◆ Short exercise: Write out the entries again exactly as they are given.

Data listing

-----

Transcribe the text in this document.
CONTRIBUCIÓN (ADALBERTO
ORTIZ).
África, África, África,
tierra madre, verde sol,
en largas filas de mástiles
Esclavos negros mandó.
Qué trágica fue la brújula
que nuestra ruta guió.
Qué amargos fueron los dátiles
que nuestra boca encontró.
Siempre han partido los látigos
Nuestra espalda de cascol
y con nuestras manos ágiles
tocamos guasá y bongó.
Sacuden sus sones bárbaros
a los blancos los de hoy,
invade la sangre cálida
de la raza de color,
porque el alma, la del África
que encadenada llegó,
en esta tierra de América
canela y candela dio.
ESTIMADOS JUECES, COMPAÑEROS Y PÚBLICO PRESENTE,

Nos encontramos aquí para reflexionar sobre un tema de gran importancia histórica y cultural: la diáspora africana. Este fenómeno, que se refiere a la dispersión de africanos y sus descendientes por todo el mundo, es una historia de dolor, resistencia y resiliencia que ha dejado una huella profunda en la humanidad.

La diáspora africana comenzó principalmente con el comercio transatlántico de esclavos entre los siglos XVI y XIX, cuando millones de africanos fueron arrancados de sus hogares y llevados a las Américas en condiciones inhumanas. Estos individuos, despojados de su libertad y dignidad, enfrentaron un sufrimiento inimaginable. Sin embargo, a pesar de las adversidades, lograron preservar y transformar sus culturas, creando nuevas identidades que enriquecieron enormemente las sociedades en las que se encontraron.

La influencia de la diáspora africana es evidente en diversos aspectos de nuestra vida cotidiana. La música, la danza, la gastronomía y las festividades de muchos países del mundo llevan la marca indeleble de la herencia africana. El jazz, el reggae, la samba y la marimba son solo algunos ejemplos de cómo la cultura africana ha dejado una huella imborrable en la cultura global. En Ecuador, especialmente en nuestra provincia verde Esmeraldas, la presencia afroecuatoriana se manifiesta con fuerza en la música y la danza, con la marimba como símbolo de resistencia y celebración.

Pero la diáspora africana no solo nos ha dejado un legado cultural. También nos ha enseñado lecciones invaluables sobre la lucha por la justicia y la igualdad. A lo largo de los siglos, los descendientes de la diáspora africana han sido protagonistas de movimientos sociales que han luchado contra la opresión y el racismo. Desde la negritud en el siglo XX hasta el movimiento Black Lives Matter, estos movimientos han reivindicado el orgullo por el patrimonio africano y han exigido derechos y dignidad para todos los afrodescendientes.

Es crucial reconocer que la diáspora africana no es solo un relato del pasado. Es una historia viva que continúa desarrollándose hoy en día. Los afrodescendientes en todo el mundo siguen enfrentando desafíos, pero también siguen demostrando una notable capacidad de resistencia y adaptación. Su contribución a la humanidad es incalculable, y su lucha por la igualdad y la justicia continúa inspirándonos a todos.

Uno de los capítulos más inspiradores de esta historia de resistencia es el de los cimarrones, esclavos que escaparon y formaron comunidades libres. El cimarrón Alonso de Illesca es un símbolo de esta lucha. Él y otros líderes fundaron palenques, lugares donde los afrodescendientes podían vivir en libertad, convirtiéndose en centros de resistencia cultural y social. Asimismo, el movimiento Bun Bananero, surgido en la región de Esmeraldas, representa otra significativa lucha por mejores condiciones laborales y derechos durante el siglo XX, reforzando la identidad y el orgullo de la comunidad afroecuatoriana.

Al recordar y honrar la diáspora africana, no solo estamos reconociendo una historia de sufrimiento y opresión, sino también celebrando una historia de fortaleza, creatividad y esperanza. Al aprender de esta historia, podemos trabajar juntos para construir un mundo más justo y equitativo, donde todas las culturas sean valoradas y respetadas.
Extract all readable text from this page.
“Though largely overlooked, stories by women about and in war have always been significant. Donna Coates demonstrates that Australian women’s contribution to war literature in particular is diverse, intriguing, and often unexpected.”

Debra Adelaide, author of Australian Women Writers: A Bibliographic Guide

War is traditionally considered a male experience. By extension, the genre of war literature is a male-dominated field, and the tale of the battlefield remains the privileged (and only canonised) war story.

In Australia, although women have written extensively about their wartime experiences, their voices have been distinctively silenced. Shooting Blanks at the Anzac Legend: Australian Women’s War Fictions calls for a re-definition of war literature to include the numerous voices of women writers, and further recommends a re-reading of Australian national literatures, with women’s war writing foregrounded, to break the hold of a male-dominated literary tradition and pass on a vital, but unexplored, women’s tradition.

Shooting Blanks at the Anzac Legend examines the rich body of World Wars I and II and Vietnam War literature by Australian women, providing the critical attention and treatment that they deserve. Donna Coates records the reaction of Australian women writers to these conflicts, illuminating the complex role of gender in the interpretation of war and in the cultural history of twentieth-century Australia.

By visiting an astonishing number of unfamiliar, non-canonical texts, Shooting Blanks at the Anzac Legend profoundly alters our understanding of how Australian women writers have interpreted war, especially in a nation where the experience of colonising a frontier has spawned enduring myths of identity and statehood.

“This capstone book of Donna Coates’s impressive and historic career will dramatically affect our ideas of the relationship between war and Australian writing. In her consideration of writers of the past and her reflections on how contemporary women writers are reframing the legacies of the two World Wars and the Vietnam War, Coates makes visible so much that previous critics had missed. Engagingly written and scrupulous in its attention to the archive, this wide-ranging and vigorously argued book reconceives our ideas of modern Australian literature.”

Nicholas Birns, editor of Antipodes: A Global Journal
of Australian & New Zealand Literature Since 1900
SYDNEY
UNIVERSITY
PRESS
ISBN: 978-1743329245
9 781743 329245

-----

◆ Answer to this exercise:
Transcribe the text in this document.
CONTRIBUCIÓN (ADALBERTO
ORTIZ).
África, África, África,
tierra madre, verde sol,
en largas filas de mástiles
Esclavos negros mandó.
Qué trágica fue la brújula
que nuestra ruta guió.
Qué amargos fueron los dátiles
que nuestra boca encontró.
Siempre han partido los látigos
Nuestra espalda de cascol
y con nuestras manos ágiles
tocamos guasá y bongó.
Sacuden sus sones bárbaros
a los blancos los de hoy,
invade la sangre cálida
de la raza de color,
porque el alma, la del África
que encadenada llegó,
en esta tierra de América
canela y candela dio.
ESTIMADOS JUECES, COMPAÑEROS Y PÚBLICO PRESENTE,

Nos encontramos aquí para reflexionar sobre un tema de gran importancia histórica y cultural: la diáspora africana. Este fenómeno, que se refiere a la dispersión de africanos y sus descendientes por todo el mundo, es una historia de dolor, resistencia y resiliencia que ha dejado una huella profunda en la humanidad.

La diáspora africana comenzó principalmente con el comercio transatlántico de esclavos entre los siglos XVI y XIX, cuando millones de africanos fueron arrancados de sus hogares y llevados a las Américas en condiciones inhumanas. Estos individuos, despojados de su libertad y dignidad, enfrentaron un sufrimiento inimaginable. Sin embargo, a pesar de las adversidades, lograron preservar y transformar sus culturas, creando nuevas identidades que enriquecieron enormemente las sociedades en las que se encontraron.

La influencia de la diáspora africana es evidente en diversos aspectos de nuestra vida cotidiana. La música, la danza, la gastronomía y las festividades de muchos países del mundo llevan la marca indeleble de la herencia africana. El jazz, el reggae, la samba y la marimba son solo algunos ejemplos de cómo la cultura africana ha dejado una huella imborrable en la cultura global. En Ecuador, especialmente en nuestra provincia verde Esmeraldas, la presencia afroecuatoriana se manifiesta con fuerza en la música y la danza, con la marimba como símbolo de resistencia y celebración.

Pero la diáspora africana no solo nos ha dejado un legado cultural. También nos ha enseñado lecciones invaluables sobre la lucha por la justicia y la igualdad. A lo largo de los siglos, los descendientes de la diáspora africana han sido protagonistas de movimientos sociales que han luchado contra la opresión y el racismo. Desde la negritud en el siglo XX hasta el movimiento Black Lives Matter, estos movimientos han reivindicado el orgullo por el patrimonio africano y han exigido derechos y dignidad para todos los afrodescendientes.

Es crucial reconocer que la diáspora africana no es solo un relato del pasado. Es una historia viva que continúa desarrollándose hoy en día. Los afrodescendientes en todo el mundo siguen enfrentando desafíos, pero también siguen demostrando una notable capacidad de resistencia y adaptación. Su contribución a la humanidad es incalculable, y su lucha por la igualdad y la justicia continúa inspirándonos a todos.

Uno de los capítulos más inspiradores de esta historia de resistencia es el de los cimarrones, esclavos que escaparon y formaron comunidades libres. El cimarrón Alonso de Illesca es un símbolo de esta lucha. Él y otros líderes fundaron palenques, lugares donde los afrodescendientes podían vivir en libertad, convirtiéndose en centros de resistencia cultural y social. Asimismo, el movimiento Bun Bananero, surgido en la región de Esmeraldas, representa otra significativa lucha por mejores condiciones laborales y derechos durante el siglo XX, reforzando la identidad y el orgullo de la comunidad afroecuatoriana.

Al recordar y honrar la diáspora africana, no solo estamos reconociendo una historia de sufrimiento y opresión, sino también celebrando una historia de fortaleza, creatividad y esperanza. Al aprender de esta historia, podemos trabajar juntos para construir un mundo más justo y equitativo, donde todas las culturas sean valoradas y respetadas.
Extract all readable text from this page.
“Though largely overlooked, stories by women about and in war have always been significant. Donna Coates demonstrates that Australian women’s contribution to war literature in particular is diverse, intriguing, and often unexpected.”

Debra Adelaide, author of Australian Women Writers: A Bibliographic Guide

War is traditionally considered a male experience. By extension, the genre of war literature is a male-dominated field, and the tale of the battlefield remains the privileged (and only canonised) war story.

In Australia, although women have written extensively about their wartime experiences, their voices have been distinctively silenced. Shooting Blanks at the Anzac Legend: Australian Women’s War Fictions calls for a re-definition of war literature to include the numerous voices of women writers, and further recommends a re-reading of Australian national literatures, with women’s war writing foregrounded, to break the hold of a male-dominated literary tradition and pass on a vital, but unexplored, women’s tradition.

Shooting Blanks at the Anzac Legend examines the rich body of World Wars I and II and Vietnam War literature by Australian women, providing the critical attention and treatment that they deserve. Donna Coates records the reaction of Australian women writers to these conflicts, illuminating the complex role of gender in the interpretation of war and in the cultural history of twentieth-century Australia.

By visiting an astonishing number of unfamiliar, non-canonical texts, Shooting Blanks at the Anzac Legend profoundly alters our understanding of how Australian women writers have interpreted war, especially in a nation where the experience of colonising a frontier has spawned enduring myths of identity and statehood.

“This capstone book of Donna Coates’s impressive and historic career will dramatically affect our ideas of the relationship between war and Australian writing. In her consideration of writers of the past and her reflections on how contemporary women writers are reframing the legacies of the two World Wars and the Vietnam War, Coates makes visible so much that previous critics had missed. Engagingly written and scrupulous in its attention to the archive, this wide-ranging and vigorously argued book reconceives our ideas of modern Australian literature.”

Nicholas Birns, editor of Antipodes: A Global Journal
of Australian & New Zealand Literature Since 1900
SYDNEY
UNIVERSITY
PRESS
ISBN: 978-1743329245
9 781743 329245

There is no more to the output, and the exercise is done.